**LISTED ENTRIES**
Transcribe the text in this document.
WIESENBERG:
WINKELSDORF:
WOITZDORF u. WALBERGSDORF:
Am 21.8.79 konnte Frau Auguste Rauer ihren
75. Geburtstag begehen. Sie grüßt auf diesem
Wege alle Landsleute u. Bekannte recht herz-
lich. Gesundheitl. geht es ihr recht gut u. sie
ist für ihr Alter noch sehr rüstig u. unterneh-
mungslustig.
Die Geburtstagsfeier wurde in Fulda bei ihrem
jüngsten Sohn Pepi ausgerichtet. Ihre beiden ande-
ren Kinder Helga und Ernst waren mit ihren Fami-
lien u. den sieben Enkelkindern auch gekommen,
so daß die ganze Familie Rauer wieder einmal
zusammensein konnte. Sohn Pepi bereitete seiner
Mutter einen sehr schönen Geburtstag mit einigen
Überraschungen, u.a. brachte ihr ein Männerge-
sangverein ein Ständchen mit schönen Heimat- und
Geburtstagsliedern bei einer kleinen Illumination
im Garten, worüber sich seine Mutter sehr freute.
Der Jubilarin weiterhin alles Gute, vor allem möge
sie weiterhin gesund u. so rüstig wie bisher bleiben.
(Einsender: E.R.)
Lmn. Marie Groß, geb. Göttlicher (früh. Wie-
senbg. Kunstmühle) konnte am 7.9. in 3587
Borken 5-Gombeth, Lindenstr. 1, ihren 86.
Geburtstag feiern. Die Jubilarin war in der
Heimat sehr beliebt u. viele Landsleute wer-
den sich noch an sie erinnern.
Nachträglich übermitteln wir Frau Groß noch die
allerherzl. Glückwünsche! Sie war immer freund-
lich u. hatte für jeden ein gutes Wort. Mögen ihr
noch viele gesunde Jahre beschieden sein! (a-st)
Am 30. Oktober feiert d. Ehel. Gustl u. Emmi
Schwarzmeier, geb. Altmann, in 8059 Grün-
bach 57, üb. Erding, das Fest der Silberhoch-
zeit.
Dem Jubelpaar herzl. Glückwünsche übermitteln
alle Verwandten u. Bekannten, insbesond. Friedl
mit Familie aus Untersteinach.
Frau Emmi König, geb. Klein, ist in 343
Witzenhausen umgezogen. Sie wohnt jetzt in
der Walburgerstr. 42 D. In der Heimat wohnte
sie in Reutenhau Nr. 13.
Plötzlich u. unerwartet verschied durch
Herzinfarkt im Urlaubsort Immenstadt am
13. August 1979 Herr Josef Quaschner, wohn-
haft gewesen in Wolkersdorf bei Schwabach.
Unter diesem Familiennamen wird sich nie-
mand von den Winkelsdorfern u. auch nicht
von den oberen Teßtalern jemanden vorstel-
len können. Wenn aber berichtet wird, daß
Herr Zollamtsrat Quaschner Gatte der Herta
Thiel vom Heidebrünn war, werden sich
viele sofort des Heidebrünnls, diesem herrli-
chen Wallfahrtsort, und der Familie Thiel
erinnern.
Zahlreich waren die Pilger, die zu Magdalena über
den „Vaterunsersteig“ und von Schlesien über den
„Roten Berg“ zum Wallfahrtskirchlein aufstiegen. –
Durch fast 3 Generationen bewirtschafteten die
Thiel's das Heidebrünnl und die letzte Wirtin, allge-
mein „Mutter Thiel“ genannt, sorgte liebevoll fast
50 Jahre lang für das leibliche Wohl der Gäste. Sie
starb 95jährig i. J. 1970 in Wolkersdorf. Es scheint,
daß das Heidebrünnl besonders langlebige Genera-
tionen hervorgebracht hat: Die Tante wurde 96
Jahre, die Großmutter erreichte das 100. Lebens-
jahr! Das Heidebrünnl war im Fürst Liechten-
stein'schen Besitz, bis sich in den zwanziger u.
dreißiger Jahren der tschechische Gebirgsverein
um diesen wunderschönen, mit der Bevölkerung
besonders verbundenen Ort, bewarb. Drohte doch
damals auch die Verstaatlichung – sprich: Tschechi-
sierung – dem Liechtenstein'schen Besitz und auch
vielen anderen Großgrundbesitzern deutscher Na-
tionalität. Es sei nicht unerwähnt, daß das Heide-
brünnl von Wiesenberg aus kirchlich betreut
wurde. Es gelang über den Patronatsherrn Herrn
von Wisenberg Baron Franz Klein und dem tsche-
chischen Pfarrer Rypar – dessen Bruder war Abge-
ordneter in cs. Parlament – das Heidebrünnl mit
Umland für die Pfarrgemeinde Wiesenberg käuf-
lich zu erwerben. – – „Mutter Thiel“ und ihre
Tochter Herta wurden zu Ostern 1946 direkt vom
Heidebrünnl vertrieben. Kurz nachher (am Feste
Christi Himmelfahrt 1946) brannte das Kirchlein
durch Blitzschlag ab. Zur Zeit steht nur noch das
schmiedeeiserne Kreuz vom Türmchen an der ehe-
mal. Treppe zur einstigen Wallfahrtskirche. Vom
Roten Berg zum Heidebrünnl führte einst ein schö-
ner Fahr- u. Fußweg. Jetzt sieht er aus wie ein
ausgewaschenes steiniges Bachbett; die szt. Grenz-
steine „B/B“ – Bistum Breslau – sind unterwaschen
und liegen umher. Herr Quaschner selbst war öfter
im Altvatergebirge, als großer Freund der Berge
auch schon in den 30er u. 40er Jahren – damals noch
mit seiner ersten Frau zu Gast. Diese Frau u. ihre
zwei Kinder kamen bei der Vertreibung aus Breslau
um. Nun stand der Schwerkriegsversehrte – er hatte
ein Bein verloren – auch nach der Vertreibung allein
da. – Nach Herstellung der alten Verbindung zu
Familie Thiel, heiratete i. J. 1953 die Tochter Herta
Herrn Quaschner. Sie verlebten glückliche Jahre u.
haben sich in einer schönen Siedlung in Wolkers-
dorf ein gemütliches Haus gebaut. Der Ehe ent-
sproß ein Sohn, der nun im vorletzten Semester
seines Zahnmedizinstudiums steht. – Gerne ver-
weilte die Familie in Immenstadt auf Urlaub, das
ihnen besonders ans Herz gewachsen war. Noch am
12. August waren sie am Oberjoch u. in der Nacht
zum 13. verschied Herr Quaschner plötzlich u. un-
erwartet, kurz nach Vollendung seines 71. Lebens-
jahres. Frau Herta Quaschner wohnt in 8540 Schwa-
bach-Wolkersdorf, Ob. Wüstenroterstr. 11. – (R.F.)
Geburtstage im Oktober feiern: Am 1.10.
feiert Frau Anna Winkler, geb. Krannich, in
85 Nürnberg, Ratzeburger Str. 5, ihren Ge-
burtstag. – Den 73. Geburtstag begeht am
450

**TASK DIRECTIONS**
Write out the entries above once more, without altering anything.

**ANSWER**
Transcribe the text in this document.
WIESENBERG:
WINKELSDORF:
WOITZDORF u. WALBERGSDORF:
Am 21.8.79 konnte Frau Auguste Rauer ihren
75. Geburtstag begehen. Sie grüßt auf diesem
Wege alle Landsleute u. Bekannte recht herz-
lich. Gesundheitl. geht es ihr recht gut u. sie
ist für ihr Alter noch sehr rüstig u. unterneh-
mungslustig.
Die Geburtstagsfeier wurde in Fulda bei ihrem
jüngsten Sohn Pepi ausgerichtet. Ihre beiden ande-
ren Kinder Helga und Ernst waren mit ihren Fami-
lien u. den sieben Enkelkindern auch gekommen,
so daß die ganze Familie Rauer wieder einmal
zusammensein konnte. Sohn Pepi bereitete seiner
Mutter einen sehr schönen Geburtstag mit einigen
Überraschungen, u.a. brachte ihr ein Männerge-
sangverein ein Ständchen mit schönen Heimat- und
Geburtstagsliedern bei einer kleinen Illumination
im Garten, worüber sich seine Mutter sehr freute.
Der Jubilarin weiterhin alles Gute, vor allem möge
sie weiterhin gesund u. so rüstig wie bisher bleiben.
(Einsender: E.R.)
Lmn. Marie Groß, geb. Göttlicher (früh. Wie-
senbg. Kunstmühle) konnte am 7.9. in 3587
Borken 5-Gombeth, Lindenstr. 1, ihren 86.
Geburtstag feiern. Die Jubilarin war in der
Heimat sehr beliebt u. viele Landsleute wer-
den sich noch an sie erinnern.
Nachträglich übermitteln wir Frau Groß noch die
allerherzl. Glückwünsche! Sie war immer freund-
lich u. hatte für jeden ein gutes Wort. Mögen ihr
noch viele gesunde Jahre beschieden sein! (a-st)
Am 30. Oktober feiert d. Ehel. Gustl u. Emmi
Schwarzmeier, geb. Altmann, in 8059 Grün-
bach 57, üb. Erding, das Fest der Silberhoch-
zeit.
Dem Jubelpaar herzl. Glückwünsche übermitteln
alle Verwandten u. Bekannten, insbesond. Friedl
mit Familie aus Untersteinach.
Frau Emmi König, geb. Klein, ist in 343
Witzenhausen umgezogen. Sie wohnt jetzt in
der Walburgerstr. 42 D. In der Heimat wohnte
sie in Reutenhau Nr. 13.
Plötzlich u. unerwartet verschied durch
Herzinfarkt im Urlaubsort Immenstadt am
13. August 1979 Herr Josef Quaschner, wohn-
haft gewesen in Wolkersdorf bei Schwabach.
Unter diesem Familiennamen wird sich nie-
mand von den Winkelsdorfern u. auch nicht
von den oberen Teßtalern jemanden vorstel-
len können. Wenn aber berichtet wird, daß
Herr Zollamtsrat Quaschner Gatte der Herta
Thiel vom Heidebrünn war, werden sich
viele sofort des Heidebrünnls, diesem herrli-
chen Wallfahrtsort, und der Familie Thiel
erinnern.
Zahlreich waren die Pilger, die zu Magdalena über
den „Vaterunsersteig“ und von Schlesien über den
„Roten Berg“ zum Wallfahrtskirchlein aufstiegen. –
Durch fast 3 Generationen bewirtschafteten die
Thiel's das Heidebrünnl und die letzte Wirtin, allge-
mein „Mutter Thiel“ genannt, sorgte liebevoll fast
50 Jahre lang für das leibliche Wohl der Gäste. Sie
starb 95jährig i. J. 1970 in Wolkersdorf. Es scheint,
daß das Heidebrünnl besonders langlebige Genera-
tionen hervorgebracht hat: Die Tante wurde 96
Jahre, die Großmutter erreichte das 100. Lebens-
jahr! Das Heidebrünnl war im Fürst Liechten-
stein'schen Besitz, bis sich in den zwanziger u.
dreißiger Jahren der tschechische Gebirgsverein
um diesen wunderschönen, mit der Bevölkerung
besonders verbundenen Ort, bewarb. Drohte doch
damals auch die Verstaatlichung – sprich: Tschechi-
sierung – dem Liechtenstein'schen Besitz und auch
vielen anderen Großgrundbesitzern deutscher Na-
tionalität. Es sei nicht unerwähnt, daß das Heide-
brünnl von Wiesenberg aus kirchlich betreut
wurde. Es gelang über den Patronatsherrn Herrn
von Wisenberg Baron Franz Klein und dem tsche-
chischen Pfarrer Rypar – dessen Bruder war Abge-
ordneter in cs. Parlament – das Heidebrünnl mit
Umland für die Pfarrgemeinde Wiesenberg käuf-
lich zu erwerben. – – „Mutter Thiel“ und ihre
Tochter Herta wurden zu Ostern 1946 direkt vom
Heidebrünnl vertrieben. Kurz nachher (am Feste
Christi Himmelfahrt 1946) brannte das Kirchlein
durch Blitzschlag ab. Zur Zeit steht nur noch das
schmiedeeiserne Kreuz vom Türmchen an der ehe-
mal. Treppe zur einstigen Wallfahrtskirche. Vom
Roten Berg zum Heidebrünnl führte einst ein schö-
ner Fahr- u. Fußweg. Jetzt sieht er aus wie ein
ausgewaschenes steiniges Bachbett; die szt. Grenz-
steine „B/B“ – Bistum Breslau – sind unterwaschen
und liegen umher. Herr Quaschner selbst war öfter
im Altvatergebirge, als großer Freund der Berge
auch schon in den 30er u. 40er Jahren – damals noch
mit seiner ersten Frau zu Gast. Diese Frau u. ihre
zwei Kinder kamen bei der Vertreibung aus Breslau
um. Nun stand der Schwerkriegsversehrte – er hatte
ein Bein verloren – auch nach der Vertreibung allein
da. – Nach Herstellung der alten Verbindung zu
Familie Thiel, heiratete i. J. 1953 die Tochter Herta
Herrn Quaschner. Sie verlebten glückliche Jahre u.
haben sich in einer schönen Siedlung in Wolkers-
dorf ein gemütliches Haus gebaut. Der Ehe ent-
sproß ein Sohn, der nun im vorletzten Semester
seines Zahnmedizinstudiums steht. – Gerne ver-
weilte die Familie in Immenstadt auf Urlaub, das
ihnen besonders ans Herz gewachsen war. Noch am
12. August waren sie am Oberjoch u. in der Nacht
zum 13. verschied Herr Quaschner plötzlich u. un-
erwartet, kurz nach Vollendung seines 71. Lebens-
jahres. Frau Herta Quaschner wohnt in 8540 Schwa-
bach-Wolkersdorf, Ob. Wüstenroterstr. 11. – (R.F.)
Geburtstage im Oktober feiern: Am 1.10.
feiert Frau Anna Winkler, geb. Krannich, in
85 Nürnberg, Ratzeburger Str. 5, ihren Ge-
burtstag. – Den 73. Geburtstag begeht am
450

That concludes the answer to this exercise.